## Work to do
Filter the data for lines with the word "subtitle", then copy every line so identified.

········

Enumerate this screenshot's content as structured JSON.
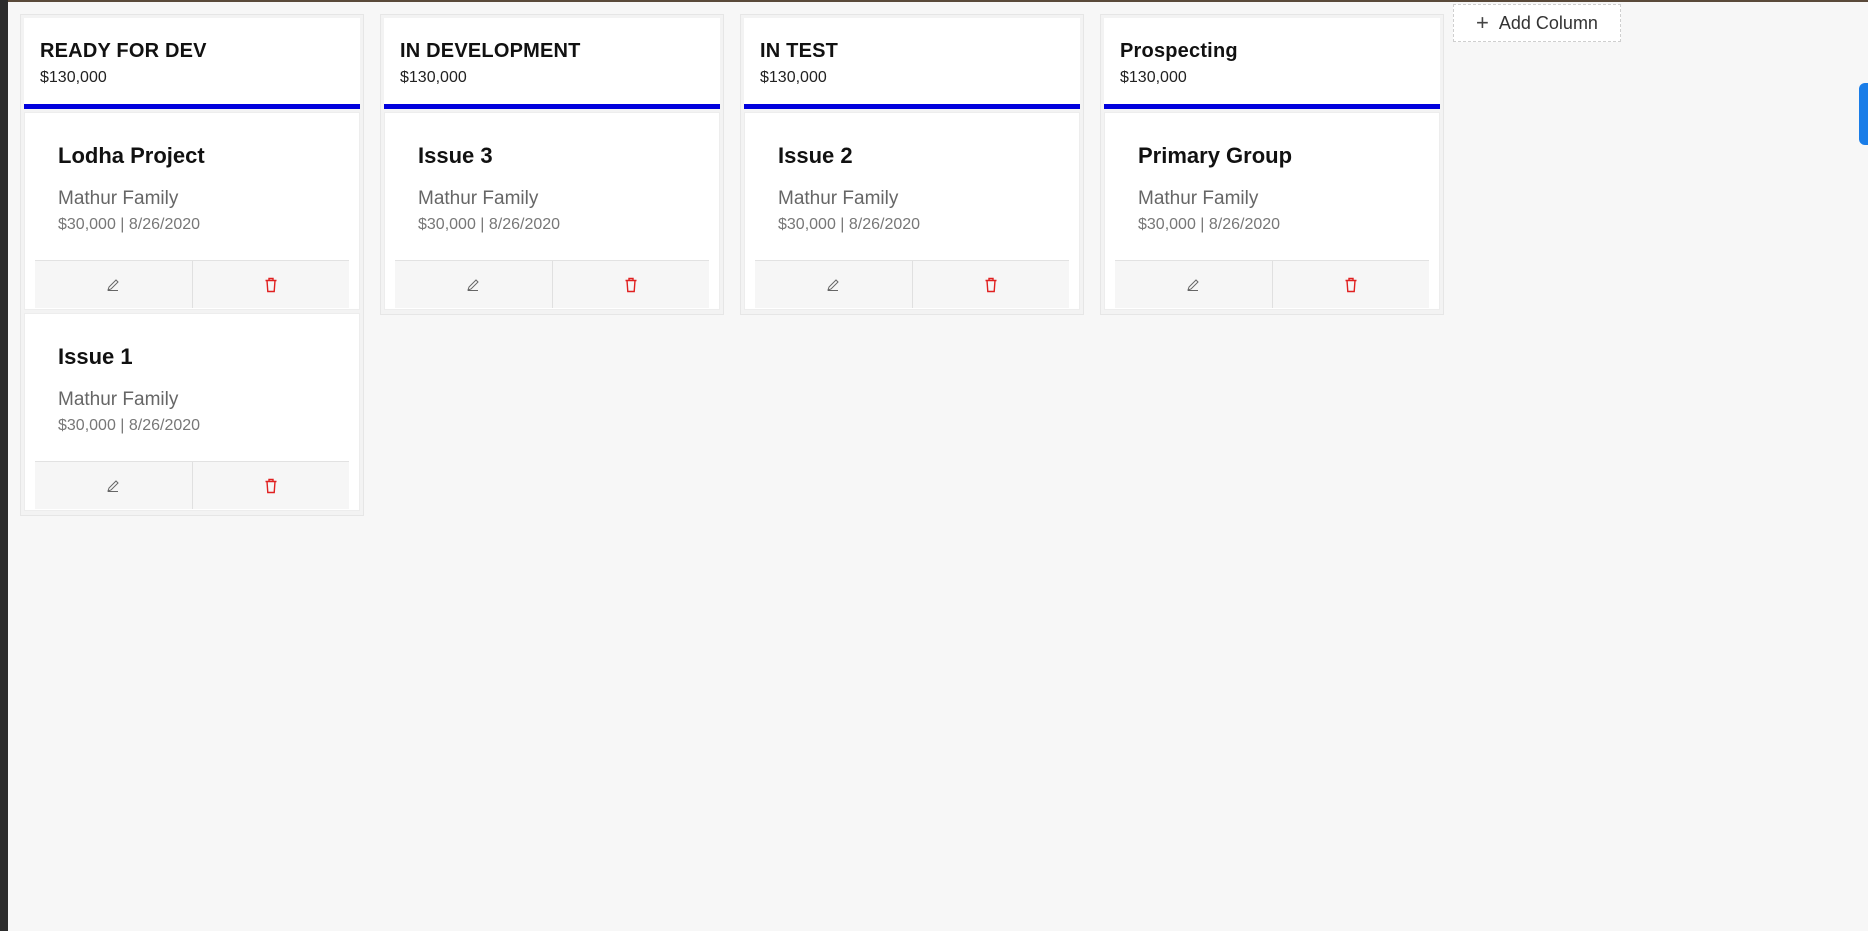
{
  "columns": [
    {
      "title": "READY FOR DEV",
      "total": "$130,000",
      "cards": [
        {
          "title": "Lodha Project",
          "client": "Mathur Family",
          "meta": "$30,000 | 8/26/2020"
        },
        {
          "title": "Issue 1",
          "client": "Mathur Family",
          "meta": "$30,000 | 8/26/2020"
        }
      ]
    },
    {
      "title": "IN DEVELOPMENT",
      "total": "$130,000",
      "cards": [
        {
          "title": "Issue 3",
          "client": "Mathur Family",
          "meta": "$30,000 | 8/26/2020"
        }
      ]
    },
    {
      "title": "IN TEST",
      "total": "$130,000",
      "cards": [
        {
          "title": "Issue 2",
          "client": "Mathur Family",
          "meta": "$30,000 | 8/26/2020"
        }
      ]
    },
    {
      "title": "Prospecting",
      "total": "$130,000",
      "cards": [
        {
          "title": "Primary Group",
          "client": "Mathur Family",
          "meta": "$30,000 | 8/26/2020"
        }
      ]
    }
  ],
  "add_column": {
    "label": "Add Column",
    "icon": "plus-icon"
  },
  "icons": {
    "edit": "pencil-icon",
    "delete": "trash-icon"
  },
  "colors": {
    "accent": "#0000dd",
    "delete": "#e02020",
    "side_tab": "#1a7de8"
  }
}
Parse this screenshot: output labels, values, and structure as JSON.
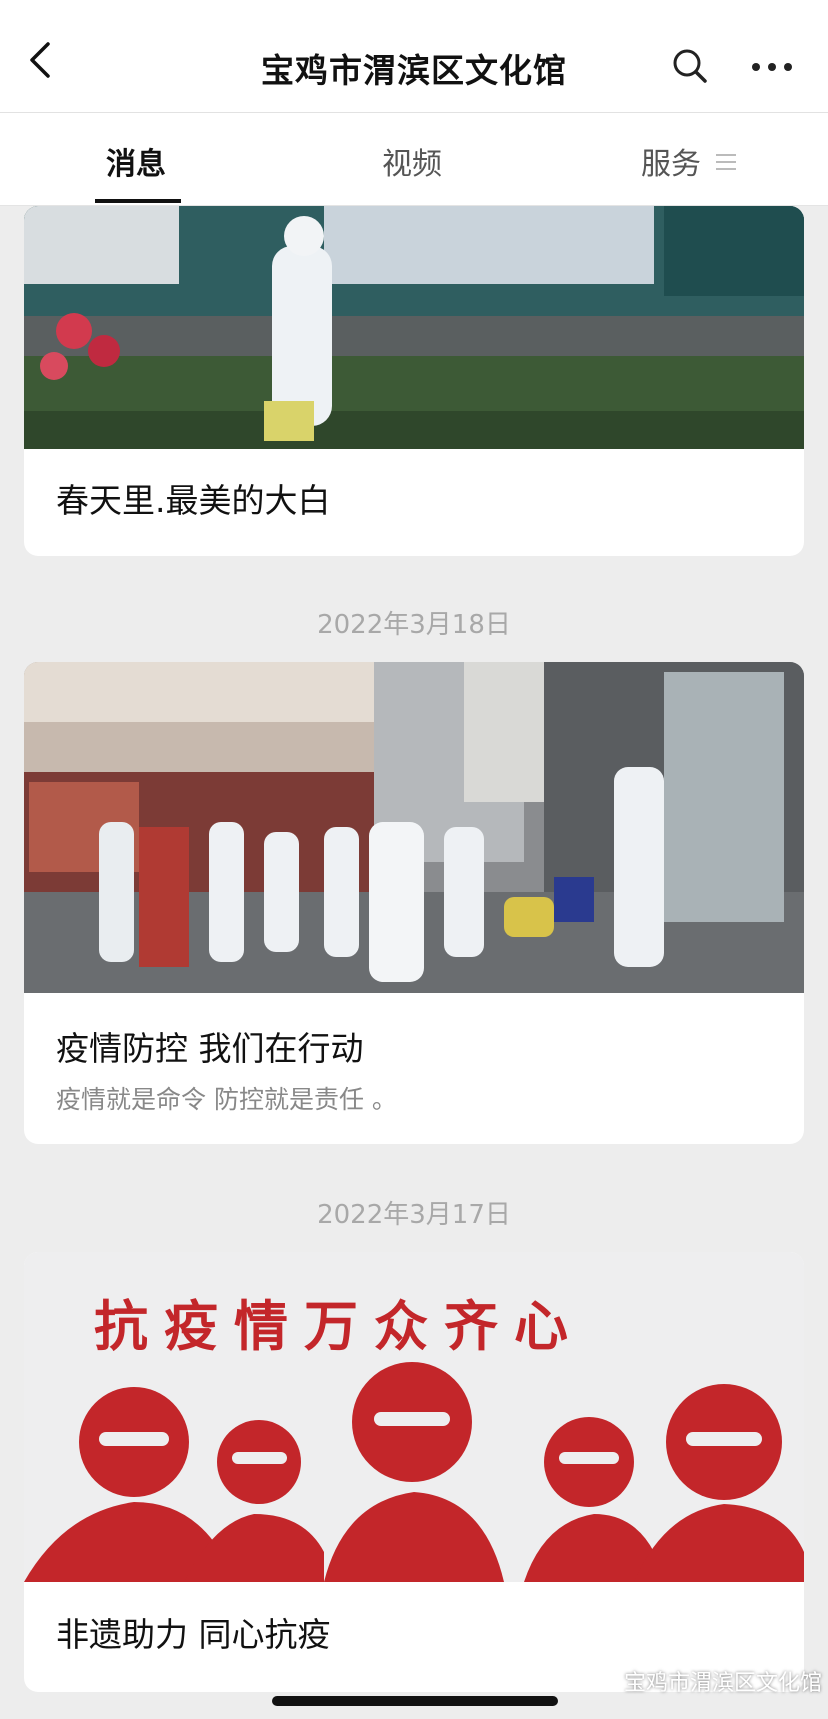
{
  "header": {
    "title": "宝鸡市渭滨区文化馆",
    "back_icon": "chevron-left-icon",
    "search_icon": "search-icon",
    "more_icon": "more-dots-icon"
  },
  "tabs": [
    {
      "label": "消息",
      "active": true
    },
    {
      "label": "视频",
      "active": false
    },
    {
      "label": "服务",
      "active": false
    }
  ],
  "feed": {
    "items": [
      {
        "headline": "春天里.最美的大白",
        "subtitle": ""
      },
      {
        "date": "2022年3月18日",
        "headline": "疫情防控 我们在行动",
        "subtitle": "疫情就是命令 防控就是责任 。"
      },
      {
        "date": "2022年3月17日",
        "headline": "非遗助力  同心抗疫",
        "subtitle": "",
        "image_caption": "抗疫情万众齐心"
      }
    ]
  },
  "watermark": {
    "text": "宝鸡市渭滨区文化馆",
    "icon": "wechat-icon"
  },
  "colors": {
    "background": "#ededed",
    "accent": "#111111",
    "papercut_red": "#c3262a"
  }
}
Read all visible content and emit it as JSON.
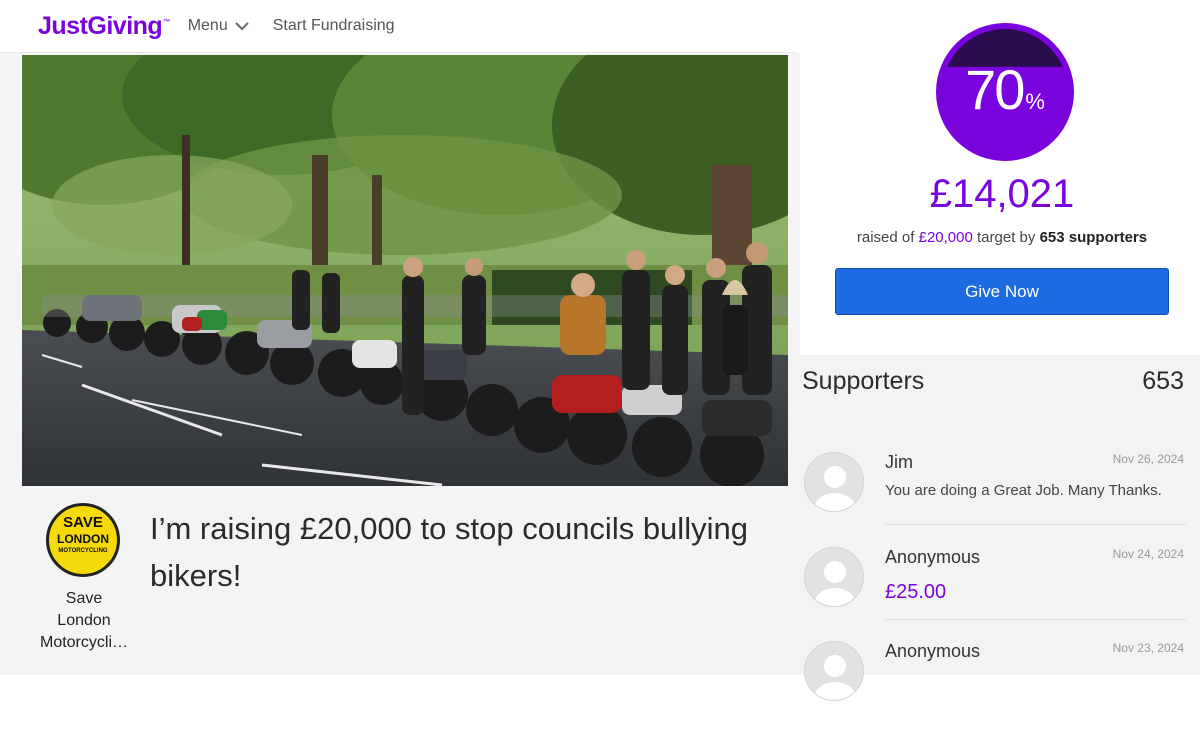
{
  "header": {
    "logo": "JustGiving",
    "logo_tm": "™",
    "menu_label": "Menu",
    "start_label": "Start Fundraising"
  },
  "hero": {
    "image": "group of motorcyclists with motorbikes parked along a tree-lined street"
  },
  "charity": {
    "name_lines": [
      "Save",
      "London",
      "Motorcycli…"
    ],
    "logo_text": [
      "SAVE",
      "LONDON",
      "MOTORCYCLING"
    ]
  },
  "page": {
    "title": "I’m raising £20,000 to stop councils bullying bikers!"
  },
  "progress": {
    "percent": "70",
    "percent_sign": "%",
    "fill_fraction": 0.7,
    "raised": "£14,021",
    "raised_prefix": "raised of",
    "target": "£20,000",
    "middle": "target by",
    "supporters_text": "653 supporters"
  },
  "give_button": "Give Now",
  "supporters": {
    "title": "Supporters",
    "count": "653",
    "items": [
      {
        "name": "Jim",
        "date": "Nov 26, 2024",
        "message": "You are doing a Great Job. Many Thanks.",
        "amount": ""
      },
      {
        "name": "Anonymous",
        "date": "Nov 24, 2024",
        "message": "",
        "amount": "£25.00"
      },
      {
        "name": "Anonymous",
        "date": "Nov 23, 2024",
        "message": "",
        "amount": ""
      }
    ]
  },
  "colors": {
    "brand": "#7a04dd",
    "button": "#1d6be0",
    "progress_dark": "#2a0d4f"
  },
  "icons": [
    "chevron-down-icon",
    "user-avatar-icon"
  ]
}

········

## Finished exercise
        "subtitle": ""
        "subtitle": "疫情就是命令 防控就是责任 。"
        "subtitle": "",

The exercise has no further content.